INSTRUCTIONS TO FOLLOW
Repeat every record below exactly, but leave out any pictures.

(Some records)
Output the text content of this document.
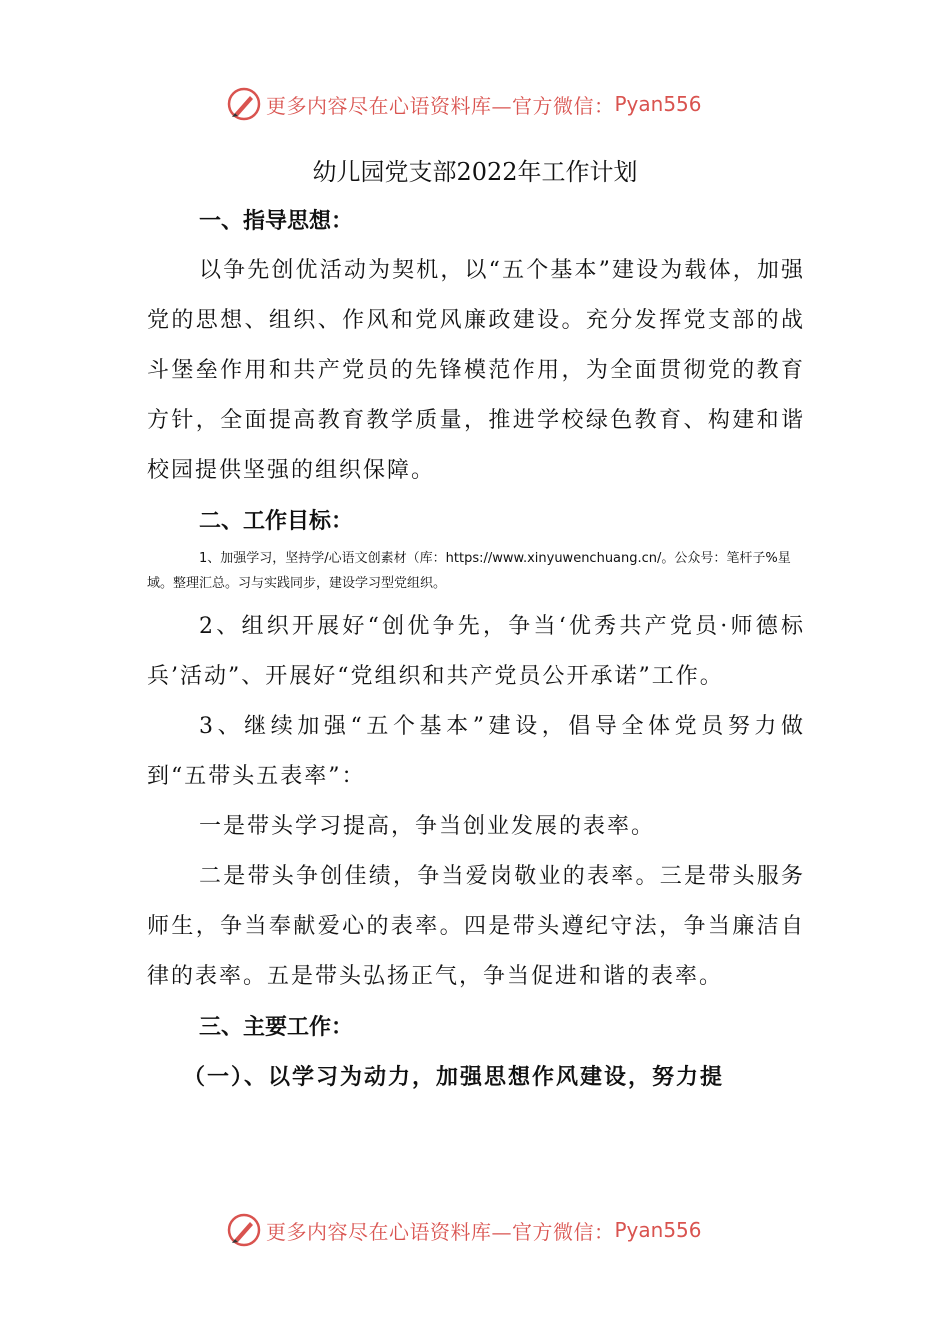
更多内容尽在心语资料库—官方微信： Pyan556
幼儿园党支部2022年工作计划

一、指导思想：

以争先创优活动为契机，以“五个基本”建设为载体，加强党的思想、组织、作风和党风廉政建设。充分发挥党支部的战斗堡垒作用和共产党员的先锋模范作用，为全面贯彻党的教育方针，全面提高教育教学质量，推进学校绿色教育、构建和谐校园提供坚强的组织保障。

二、工作目标：

1、加强学习，坚持学/心语文创素材（库：https://www.xinyuwenchuang.cn/。公众号：笔杆子%星域。整理汇总。习与实践同步，建设学习型党组织。

2、组织开展好“创优争先，争当‘优秀共产党员·师德标兵’活动”、开展好“党组织和共产党员公开承诺”工作。

3、继续加强“五个基本”建设，倡导全体党员努力做到“五带头五表率”：

一是带头学习提高，争当创业发展的表率。

二是带头争创佳绩，争当爱岗敬业的表率。三是带头服务师生，争当奉献爱心的表率。四是带头遵纪守法，争当廉洁自律的表率。五是带头弘扬正气，争当促进和谐的表率。

三、主要工作：

（一）、以学习为动力，加强思想作风建设，努力提

更多内容尽在心语资料库—官方微信： Pyan556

TASK RESPONSE
Output the text content of this document.
更多内容尽在心语资料库—官方微信： Pyan556
幼儿园党支部2022年工作计划

一、指导思想：

以争先创优活动为契机，以“五个基本”建设为载体，加强党的思想、组织、作风和党风廉政建设。充分发挥党支部的战斗堡垒作用和共产党员的先锋模范作用，为全面贯彻党的教育方针，全面提高教育教学质量，推进学校绿色教育、构建和谐校园提供坚强的组织保障。

二、工作目标：

1、加强学习，坚持学/心语文创素材（库：https://www.xinyuwenchuang.cn/。公众号：笔杆子%星域。整理汇总。习与实践同步，建设学习型党组织。

2、组织开展好“创优争先，争当‘优秀共产党员·师德标兵’活动”、开展好“党组织和共产党员公开承诺”工作。

3、继续加强“五个基本”建设，倡导全体党员努力做到“五带头五表率”：

一是带头学习提高，争当创业发展的表率。

二是带头争创佳绩，争当爱岗敬业的表率。三是带头服务师生，争当奉献爱心的表率。四是带头遵纪守法，争当廉洁自律的表率。五是带头弘扬正气，争当促进和谐的表率。

三、主要工作：

（一）、以学习为动力，加强思想作风建设，努力提

更多内容尽在心语资料库—官方微信： Pyan556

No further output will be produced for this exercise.